Lines containing "this" are to be counted. Give the number and nothing more.

start EXTRACTED DATA

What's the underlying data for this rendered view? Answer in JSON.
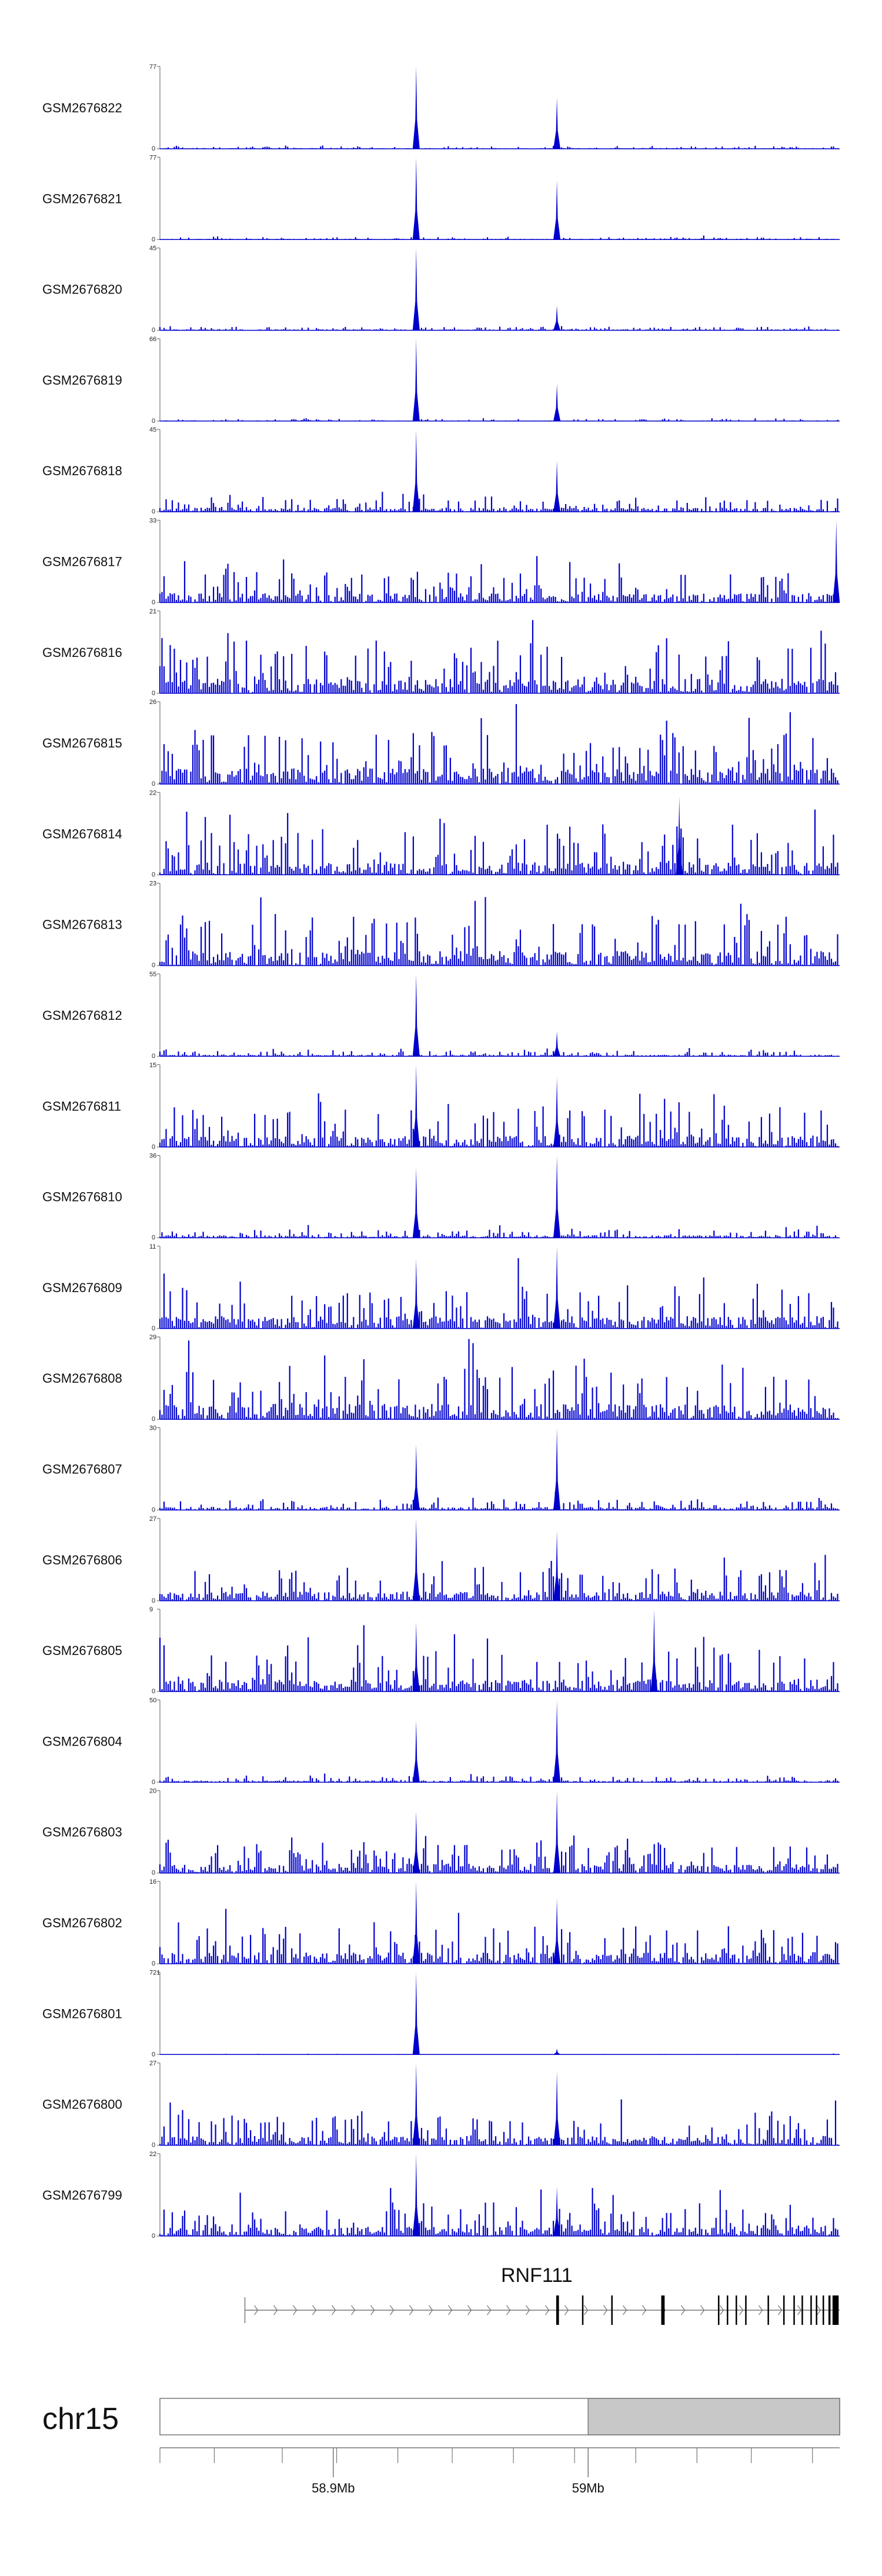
{
  "colors": {
    "signal": "#0000cc",
    "axis": "#777777",
    "text": "#111111",
    "gene": "#777777",
    "exon": "#000000",
    "ideogram_band": "#c8c8c8"
  },
  "chart_data": {
    "type": "area",
    "tracks": [
      {
        "name": "GSM2676822",
        "ymax": 77,
        "ymin": 0,
        "noise": 0.035,
        "peaks": [
          {
            "pos": 0.377,
            "height": 1.0
          },
          {
            "pos": 0.584,
            "height": 0.62
          }
        ]
      },
      {
        "name": "GSM2676821",
        "ymax": 77,
        "ymin": 0,
        "noise": 0.035,
        "peaks": [
          {
            "pos": 0.377,
            "height": 1.0
          },
          {
            "pos": 0.584,
            "height": 0.72
          }
        ]
      },
      {
        "name": "GSM2676820",
        "ymax": 45,
        "ymin": 0,
        "noise": 0.05,
        "peaks": [
          {
            "pos": 0.377,
            "height": 1.0
          },
          {
            "pos": 0.584,
            "height": 0.3
          }
        ]
      },
      {
        "name": "GSM2676819",
        "ymax": 66,
        "ymin": 0,
        "noise": 0.03,
        "peaks": [
          {
            "pos": 0.377,
            "height": 1.0
          },
          {
            "pos": 0.584,
            "height": 0.45
          }
        ]
      },
      {
        "name": "GSM2676818",
        "ymax": 45,
        "ymin": 0,
        "noise": 0.2,
        "peaks": [
          {
            "pos": 0.377,
            "height": 1.0
          },
          {
            "pos": 0.584,
            "height": 0.62
          }
        ]
      },
      {
        "name": "GSM2676817",
        "ymax": 33,
        "ymin": 0,
        "noise": 0.45,
        "peaks": [
          {
            "pos": 0.995,
            "height": 1.0
          }
        ]
      },
      {
        "name": "GSM2676816",
        "ymax": 21,
        "ymin": 0,
        "noise": 0.7,
        "peaks": []
      },
      {
        "name": "GSM2676815",
        "ymax": 26,
        "ymin": 0,
        "noise": 0.75,
        "peaks": []
      },
      {
        "name": "GSM2676814",
        "ymax": 22,
        "ymin": 0,
        "noise": 0.6,
        "peaks": [
          {
            "pos": 0.764,
            "height": 0.95
          }
        ]
      },
      {
        "name": "GSM2676813",
        "ymax": 23,
        "ymin": 0,
        "noise": 0.7,
        "peaks": []
      },
      {
        "name": "GSM2676812",
        "ymax": 55,
        "ymin": 0,
        "noise": 0.08,
        "peaks": [
          {
            "pos": 0.377,
            "height": 1.0
          },
          {
            "pos": 0.584,
            "height": 0.3
          }
        ]
      },
      {
        "name": "GSM2676811",
        "ymax": 15,
        "ymin": 0,
        "noise": 0.55,
        "peaks": [
          {
            "pos": 0.377,
            "height": 1.0
          },
          {
            "pos": 0.584,
            "height": 0.85
          }
        ]
      },
      {
        "name": "GSM2676810",
        "ymax": 36,
        "ymin": 0,
        "noise": 0.12,
        "peaks": [
          {
            "pos": 0.377,
            "height": 0.85
          },
          {
            "pos": 0.584,
            "height": 1.0
          }
        ]
      },
      {
        "name": "GSM2676809",
        "ymax": 11,
        "ymin": 0,
        "noise": 0.6,
        "peaks": [
          {
            "pos": 0.377,
            "height": 0.85
          },
          {
            "pos": 0.584,
            "height": 1.0
          }
        ]
      },
      {
        "name": "GSM2676808",
        "ymax": 29,
        "ymin": 0,
        "noise": 0.75,
        "peaks": []
      },
      {
        "name": "GSM2676807",
        "ymax": 30,
        "ymin": 0,
        "noise": 0.15,
        "peaks": [
          {
            "pos": 0.377,
            "height": 0.8
          },
          {
            "pos": 0.584,
            "height": 1.0
          }
        ]
      },
      {
        "name": "GSM2676806",
        "ymax": 27,
        "ymin": 0,
        "noise": 0.45,
        "peaks": [
          {
            "pos": 0.377,
            "height": 1.0
          },
          {
            "pos": 0.584,
            "height": 0.85
          }
        ]
      },
      {
        "name": "GSM2676805",
        "ymax": 9,
        "ymin": 0,
        "noise": 0.6,
        "peaks": [
          {
            "pos": 0.377,
            "height": 0.85
          },
          {
            "pos": 0.727,
            "height": 1.0
          }
        ]
      },
      {
        "name": "GSM2676804",
        "ymax": 50,
        "ymin": 0,
        "noise": 0.09,
        "peaks": [
          {
            "pos": 0.377,
            "height": 0.75
          },
          {
            "pos": 0.584,
            "height": 1.0
          }
        ]
      },
      {
        "name": "GSM2676803",
        "ymax": 20,
        "ymin": 0,
        "noise": 0.45,
        "peaks": [
          {
            "pos": 0.377,
            "height": 0.75
          },
          {
            "pos": 0.584,
            "height": 1.0
          }
        ]
      },
      {
        "name": "GSM2676802",
        "ymax": 16,
        "ymin": 0,
        "noise": 0.55,
        "peaks": [
          {
            "pos": 0.377,
            "height": 1.0
          },
          {
            "pos": 0.584,
            "height": 0.8
          }
        ]
      },
      {
        "name": "GSM2676801",
        "ymax": 721,
        "ymin": 0,
        "noise": 0.008,
        "peaks": [
          {
            "pos": 0.377,
            "height": 1.0
          },
          {
            "pos": 0.584,
            "height": 0.07
          }
        ]
      },
      {
        "name": "GSM2676800",
        "ymax": 27,
        "ymin": 0,
        "noise": 0.45,
        "peaks": [
          {
            "pos": 0.377,
            "height": 1.0
          },
          {
            "pos": 0.584,
            "height": 0.9
          }
        ]
      },
      {
        "name": "GSM2676799",
        "ymax": 22,
        "ymin": 0,
        "noise": 0.45,
        "peaks": [
          {
            "pos": 0.377,
            "height": 1.0
          },
          {
            "pos": 0.584,
            "height": 0.6
          }
        ]
      }
    ],
    "gene": {
      "name": "RNF111",
      "strand": "+",
      "start": 0.125,
      "end": 1.0,
      "exons": [
        {
          "pos": 0.585,
          "w": 0.004
        },
        {
          "pos": 0.622,
          "w": 0.0015
        },
        {
          "pos": 0.665,
          "w": 0.0015
        },
        {
          "pos": 0.74,
          "w": 0.005
        },
        {
          "pos": 0.822,
          "w": 0.0015
        },
        {
          "pos": 0.835,
          "w": 0.0015
        },
        {
          "pos": 0.848,
          "w": 0.0015
        },
        {
          "pos": 0.862,
          "w": 0.0015
        },
        {
          "pos": 0.895,
          "w": 0.0015
        },
        {
          "pos": 0.918,
          "w": 0.0015
        },
        {
          "pos": 0.933,
          "w": 0.0015
        },
        {
          "pos": 0.945,
          "w": 0.0015
        },
        {
          "pos": 0.958,
          "w": 0.0015
        },
        {
          "pos": 0.966,
          "w": 0.0015
        },
        {
          "pos": 0.976,
          "w": 0.0015
        },
        {
          "pos": 0.985,
          "w": 0.003
        },
        {
          "pos": 0.994,
          "w": 0.009
        }
      ]
    },
    "chromosome": "chr15",
    "ideogram": {
      "band_start": 0.63
    },
    "axis": {
      "minor_ticks": [
        0.0,
        0.08,
        0.18,
        0.26,
        0.35,
        0.43,
        0.52,
        0.61,
        0.7,
        0.79,
        0.87,
        0.96
      ],
      "labeled_ticks": [
        {
          "pos": 0.255,
          "label": "58.9Mb"
        },
        {
          "pos": 0.63,
          "label": "59Mb"
        }
      ]
    }
  }
}
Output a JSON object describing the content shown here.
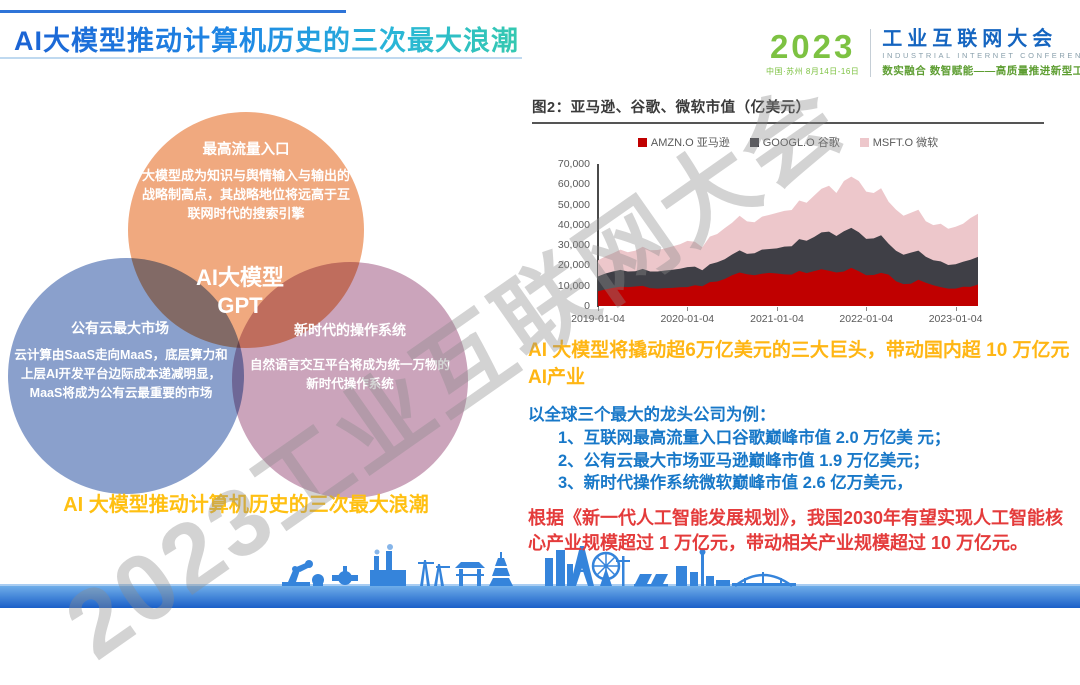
{
  "header": {
    "title": "AI大模型推动计算机历史的三次最大浪潮",
    "logo": {
      "year": "2023",
      "venue": "中国·苏州 8月14日-16日",
      "name_cn": "工业互联网大会",
      "name_en": "INDUSTRIAL INTERNET CONFERENCE",
      "tagline": "数实融合 数智赋能——高质量推进新型工业化"
    }
  },
  "watermark": "2023工业互联网大会",
  "venn": {
    "center": "AI大模型\nGPT",
    "top": {
      "title": "最高流量入口",
      "body": "大模型成为知识与舆情输入与输出的战略制高点，其战略地位将远高于互联网时代的搜索引擎",
      "color": "#F0A97F"
    },
    "left": {
      "title": "公有云最大市场",
      "body": "云计算由SaaS走向MaaS，底层算力和上层AI开发平台边际成本递减明显，MaaS将成为公有云最重要的市场",
      "color": "#8AA0CC"
    },
    "right": {
      "title": "新时代的操作系统",
      "body": "自然语言交互平台将成为统一万物的新时代操作系统",
      "color": "#CBA4BB"
    },
    "caption": "AI 大模型推动计算机历史的三次最大浪潮"
  },
  "chart_data": {
    "type": "area",
    "stacked": true,
    "title": "图2：亚马逊、谷歌、微软市值（亿美元）",
    "unit": "亿美元",
    "xlabel": "",
    "ylabel": "",
    "ylim": [
      0,
      70000
    ],
    "grid": false,
    "legend_position": "top",
    "y_ticks": [
      0,
      10000,
      20000,
      30000,
      40000,
      50000,
      60000,
      70000
    ],
    "y_tick_labels": [
      "0",
      "10,000",
      "20,000",
      "30,000",
      "40,000",
      "50,000",
      "60,000",
      "70,000"
    ],
    "x_ticks": [
      "2019-01-04",
      "2020-01-04",
      "2021-01-04",
      "2022-01-04",
      "2023-01-04"
    ],
    "x_tick_positions": [
      0,
      0.235,
      0.471,
      0.706,
      0.941
    ],
    "series": [
      {
        "code": "AMZN.O",
        "name": "亚马逊",
        "color": "#C00000",
        "values": [
          7300,
          8200,
          8900,
          9500,
          9300,
          9600,
          9900,
          8800,
          8600,
          8800,
          8900,
          9200,
          9300,
          10200,
          9700,
          11800,
          12100,
          13300,
          15200,
          16500,
          15700,
          15200,
          15900,
          16300,
          16000,
          15600,
          15500,
          17300,
          16200,
          17200,
          18100,
          17400,
          16500,
          17000,
          18800,
          17100,
          15200,
          15300,
          16300,
          15500,
          12200,
          10800,
          11000,
          12900,
          11500,
          10200,
          9300,
          8600,
          8600,
          9500,
          9400,
          10600
        ]
      },
      {
        "code": "GOOGL.O",
        "name": "谷歌",
        "color": "#3F3F46",
        "values": [
          7300,
          7800,
          8100,
          8300,
          7700,
          7500,
          8400,
          8200,
          8400,
          8700,
          9000,
          9200,
          9900,
          9200,
          7900,
          8800,
          9500,
          9700,
          10200,
          10900,
          10000,
          10800,
          11900,
          11800,
          12400,
          13700,
          14000,
          15700,
          16000,
          16800,
          18200,
          19300,
          18000,
          19800,
          19700,
          19300,
          17900,
          18000,
          18600,
          15200,
          15000,
          14500,
          15300,
          14400,
          12800,
          12400,
          12700,
          11600,
          12000,
          12300,
          13400,
          13600
        ]
      },
      {
        "code": "MSFT.O",
        "name": "微软",
        "color": "#EDC7CB",
        "values": [
          7900,
          8500,
          9000,
          10000,
          9500,
          10200,
          10900,
          10500,
          10600,
          10900,
          11500,
          12000,
          12900,
          12300,
          11400,
          13600,
          13900,
          15400,
          15600,
          17100,
          16000,
          15300,
          16200,
          16800,
          17500,
          17600,
          17800,
          19000,
          18700,
          20400,
          21500,
          22600,
          21200,
          24800,
          25300,
          25200,
          23300,
          22400,
          23100,
          20700,
          20300,
          19200,
          19700,
          20100,
          17500,
          17300,
          18500,
          17900,
          18500,
          18700,
          20600,
          21300
        ]
      }
    ]
  },
  "right_text": {
    "highlight": "AI 大模型将撬动超6万亿美元的三大巨头，带动国内超 10 万亿元 AI产业",
    "list_header": "以全球三个最大的龙头公司为例：",
    "list_items": [
      "1、互联网最高流量入口谷歌巅峰市值 2.0 万亿美 元；",
      "2、公有云最大市场亚马逊巅峰市值 1.9 万亿美元；",
      "3、新时代操作系统微软巅峰市值 2.6 亿万美元，"
    ],
    "footer": "根据《新一代人工智能发展规划》，我国2030年有望实现人工智能核心产业规模超过 1 万亿元，带动相关产业规模超过 10 万亿元。"
  },
  "colors": {
    "title_gradient_start": "#1B63D4",
    "title_gradient_end": "#35C9B0",
    "logo_green": "#7DC242",
    "logo_blue": "#1565C0",
    "caption_yellow": "#FFC012",
    "highlight_orange": "#FFB614",
    "list_blue": "#1878C8",
    "footer_red": "#E43B3B",
    "skyline_blue": "#3584DB"
  }
}
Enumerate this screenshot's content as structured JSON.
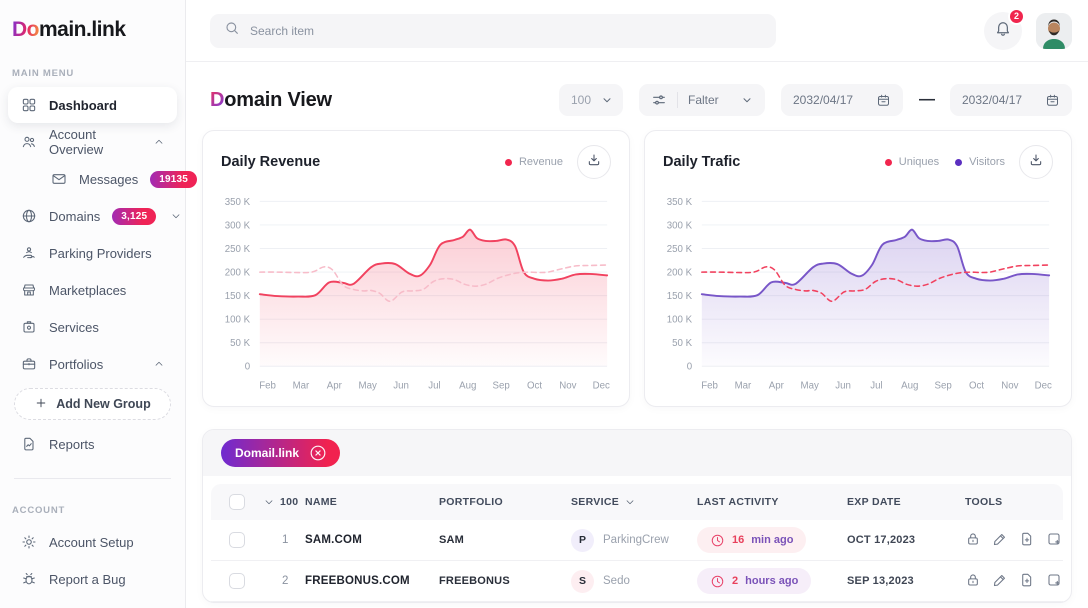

end EXTRACTED DATA

THE RESULT -> 2